## Task details:
Write the material out again in full, word for word. Do not include the pictures.

[Dataset excerpts]
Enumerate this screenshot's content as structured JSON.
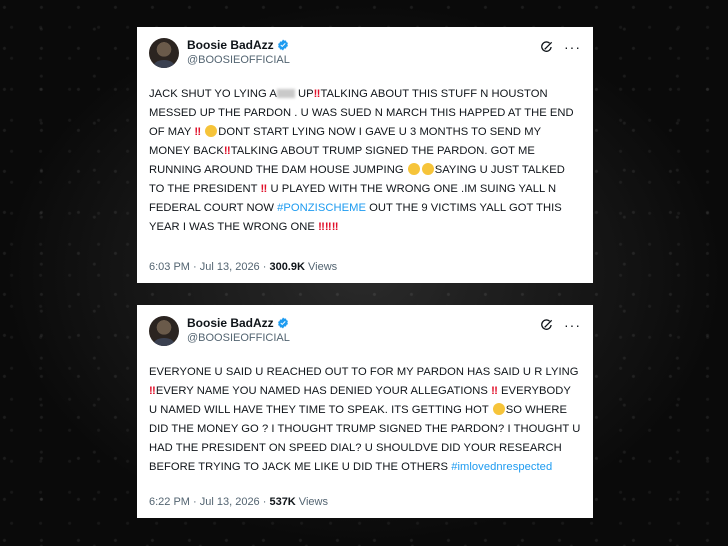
{
  "tweets": [
    {
      "name": "Boosie BadAzz",
      "handle": "@BOOSIEOFFICIAL",
      "text_parts": {
        "p1": "JACK SHUT YO LYING A",
        "p2": " UP",
        "p3": "TALKING ABOUT THIS STUFF N HOUSTON MESSED UP THE PARDON . U WAS SUED N MARCH THIS HAPPED AT THE END OF MAY ",
        "p4": "DONT START LYING NOW I GAVE U 3 MONTHS TO SEND MY MONEY BACK",
        "p5": "TALKING ABOUT TRUMP SIGNED THE PARDON. GOT ME RUNNING AROUND THE DAM HOUSE JUMPING ",
        "p6": "SAYING U JUST TALKED TO THE PRESIDENT ",
        "p7": " U PLAYED WITH THE WRONG ONE .IM SUING YALL N FEDERAL COURT NOW ",
        "hashtag": "#PONZISCHEME",
        "p8": " OUT THE 9 VICTIMS YALL GOT THIS YEAR I WAS THE WRONG ONE "
      },
      "time": "6:03 PM · Jul 13, 2026 · ",
      "views_count": "300.9K",
      "views_label": " Views"
    },
    {
      "name": "Boosie BadAzz",
      "handle": "@BOOSIEOFFICIAL",
      "text_parts": {
        "p1": "EVERYONE U SAID U REACHED OUT TO FOR MY PARDON HAS SAID U R LYING ",
        "p2": "EVERY NAME YOU NAMED HAS DENIED YOUR ALLEGATIONS ",
        "p3": " EVERYBODY U NAMED WILL HAVE THEY TIME TO SPEAK. ITS GETTING HOT ",
        "p4": "SO WHERE DID THE MONEY GO ? I THOUGHT TRUMP SIGNED THE PARDON? I THOUGHT U HAD THE PRESIDENT ON SPEED DIAL? U SHOULDVE DID YOUR RESEARCH BEFORE TRYING TO JACK ME LIKE U DID THE OTHERS ",
        "hashtag": "#imlovednrespected"
      },
      "time": "6:22 PM · Jul 13, 2026 · ",
      "views_count": "537K",
      "views_label": " Views"
    }
  ],
  "emoji": {
    "double_bang": "‼️",
    "bang_char": "‼"
  },
  "colors": {
    "background": "#0d0d0d",
    "card": "#ffffff",
    "text": "#0f1419",
    "muted": "#536471",
    "link": "#1d9bf0",
    "verified": "#1d9bf0",
    "emoji_red": "#e0102a"
  },
  "icons": [
    "verified-badge-icon",
    "grok-icon",
    "more-icon",
    "avatar"
  ]
}
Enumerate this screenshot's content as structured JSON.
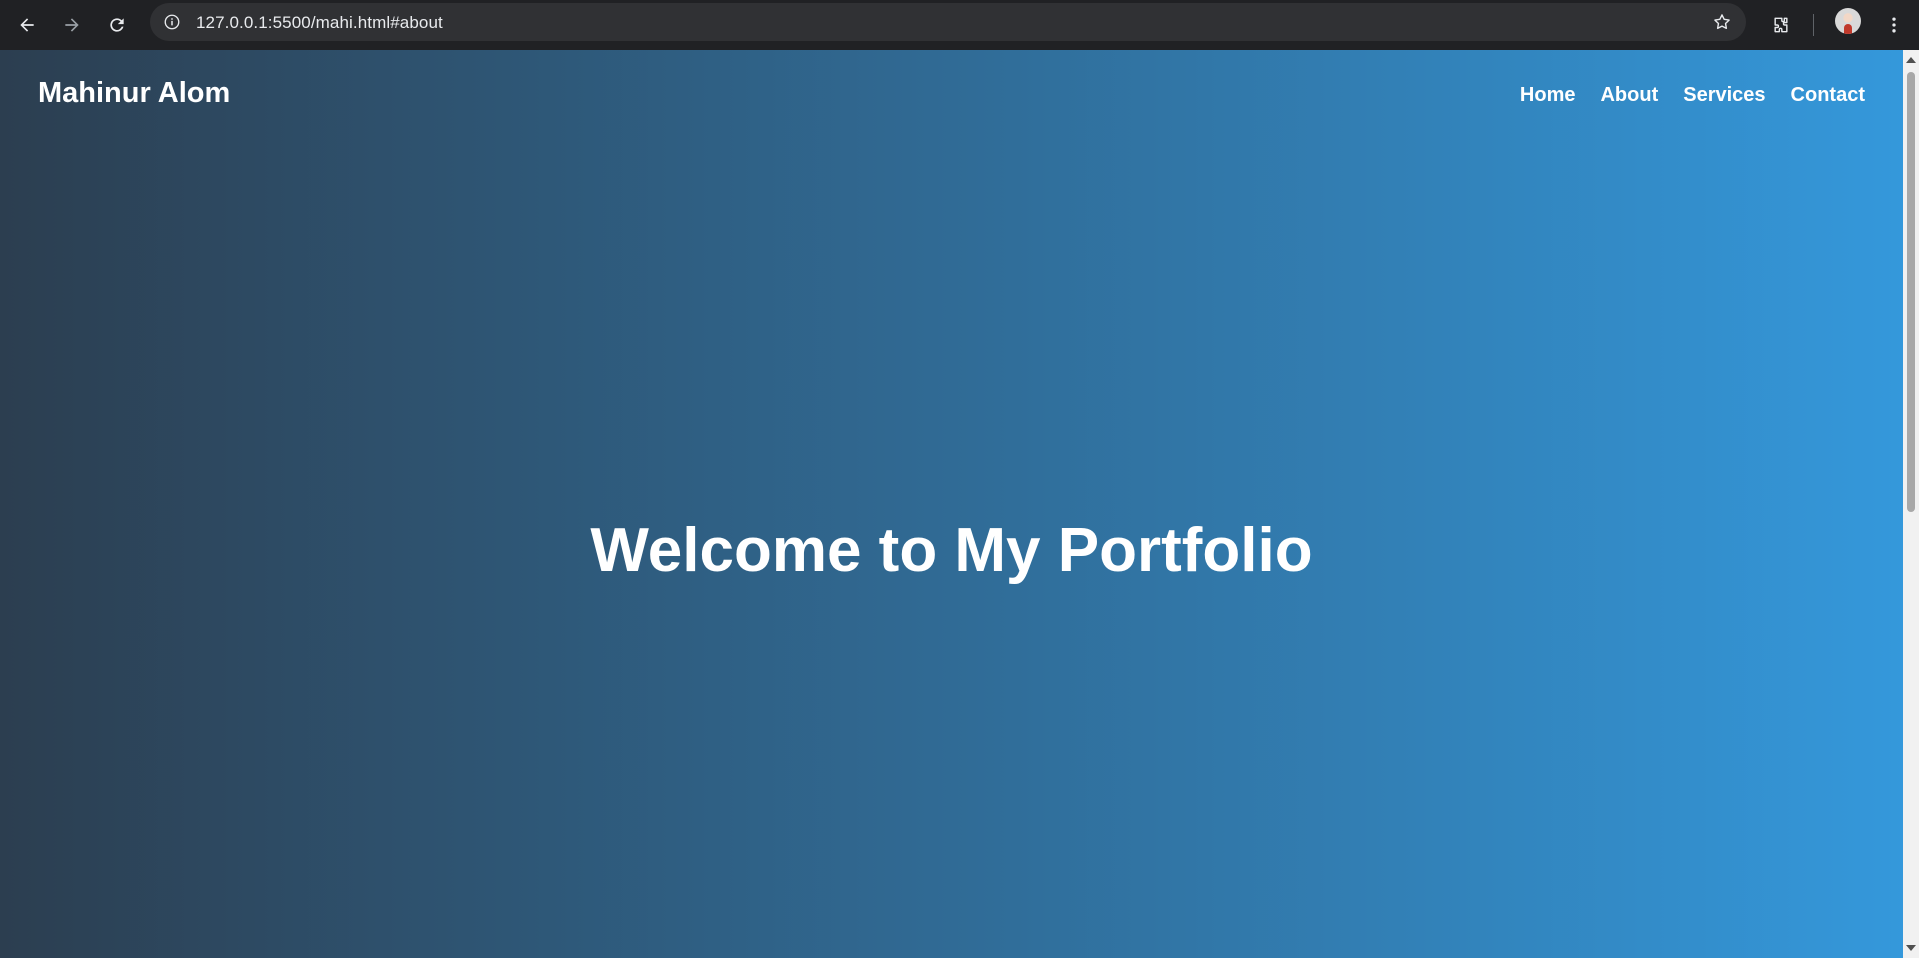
{
  "browser": {
    "url": "127.0.0.1:5500/mahi.html#about",
    "icons": {
      "back": "arrow-left-icon",
      "forward": "arrow-right-icon",
      "reload": "reload-icon",
      "site_info": "info-icon",
      "bookmark": "star-icon",
      "extensions": "puzzle-icon",
      "profile": "avatar",
      "menu": "kebab-menu-icon"
    }
  },
  "site": {
    "logo": "Mahinur Alom",
    "nav": [
      "Home",
      "About",
      "Services",
      "Contact"
    ],
    "hero_title": "Welcome to My Portfolio"
  },
  "colors": {
    "gradient_start": "#2c3e50",
    "gradient_end": "#3498db",
    "text": "#ffffff",
    "chrome_bg": "#202124",
    "omnibox_bg": "#303134"
  }
}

## Completed exercise:
Enumerate this screenshot's content as structured JSON.
{
  "tweets": [
    {
      "name": "Boosie BadAzz",
      "handle": "@BOOSIEOFFICIAL",
      "text_parts": {
        "p1": "JACK SHUT YO LYING A",
        "p2": " UP",
        "p3": "TALKING ABOUT THIS STUFF N HOUSTON MESSED UP THE PARDON . U WAS SUED N MARCH THIS HAPPED AT THE END OF MAY ",
        "p4": "DONT START LYING NOW I GAVE U 3 MONTHS TO SEND MY MONEY BACK",
        "p5": "TALKING ABOUT TRUMP SIGNED THE PARDON. GOT ME RUNNING AROUND THE DAM HOUSE JUMPING ",
        "p6": "SAYING U JUST TALKED TO THE PRESIDENT ",
        "p7": " U PLAYED WITH THE WRONG ONE .IM SUING YALL N FEDERAL COURT NOW ",
        "hashtag": "#PONZISCHEME",
        "p8": " OUT THE 9 VICTIMS YALL GOT THIS YEAR I WAS THE WRONG ONE "
      },
      "time": "6:03 PM · Jul 13, 2026 · ",
      "views_count": "300.9K",
      "views_label": " Views"
    },
    {
      "name": "Boosie BadAzz",
      "handle": "@BOOSIEOFFICIAL",
      "text_parts": {
        "p1": "EVERYONE U SAID U REACHED OUT TO FOR MY PARDON HAS SAID U R LYING ",
        "p2": "EVERY NAME YOU NAMED HAS DENIED YOUR ALLEGATIONS ",
        "p3": " EVERYBODY U NAMED WILL HAVE THEY TIME TO SPEAK. ITS GETTING HOT ",
        "p4": "SO WHERE DID THE MONEY GO ? I THOUGHT TRUMP SIGNED THE PARDON? I THOUGHT U HAD THE PRESIDENT ON SPEED DIAL? U SHOULDVE DID YOUR RESEARCH BEFORE TRYING TO JACK ME LIKE U DID THE OTHERS ",
        "hashtag": "#imlovednrespected"
      },
      "time": "6:22 PM · Jul 13, 2026 · ",
      "views_count": "537K",
      "views_label": " Views"
    }
  ],
  "emoji": {
    "double_bang": "‼️",
    "bang_char": "‼"
  },
  "colors": {
    "background": "#0d0d0d",
    "card": "#ffffff",
    "text": "#0f1419",
    "muted": "#536471",
    "link": "#1d9bf0",
    "verified": "#1d9bf0",
    "emoji_red": "#e0102a"
  },
  "icons": [
    "verified-badge-icon",
    "grok-icon",
    "more-icon",
    "avatar"
  ]
}
Enumerate this screenshot's content as structured JSON.
{
  "browser": {
    "url": "127.0.0.1:5500/mahi.html#about",
    "icons": {
      "back": "arrow-left-icon",
      "forward": "arrow-right-icon",
      "reload": "reload-icon",
      "site_info": "info-icon",
      "bookmark": "star-icon",
      "extensions": "puzzle-icon",
      "profile": "avatar",
      "menu": "kebab-menu-icon"
    }
  },
  "site": {
    "logo": "Mahinur Alom",
    "nav": [
      "Home",
      "About",
      "Services",
      "Contact"
    ],
    "hero_title": "Welcome to My Portfolio"
  },
  "colors": {
    "gradient_start": "#2c3e50",
    "gradient_end": "#3498db",
    "text": "#ffffff",
    "chrome_bg": "#202124",
    "omnibox_bg": "#303134"
  }
}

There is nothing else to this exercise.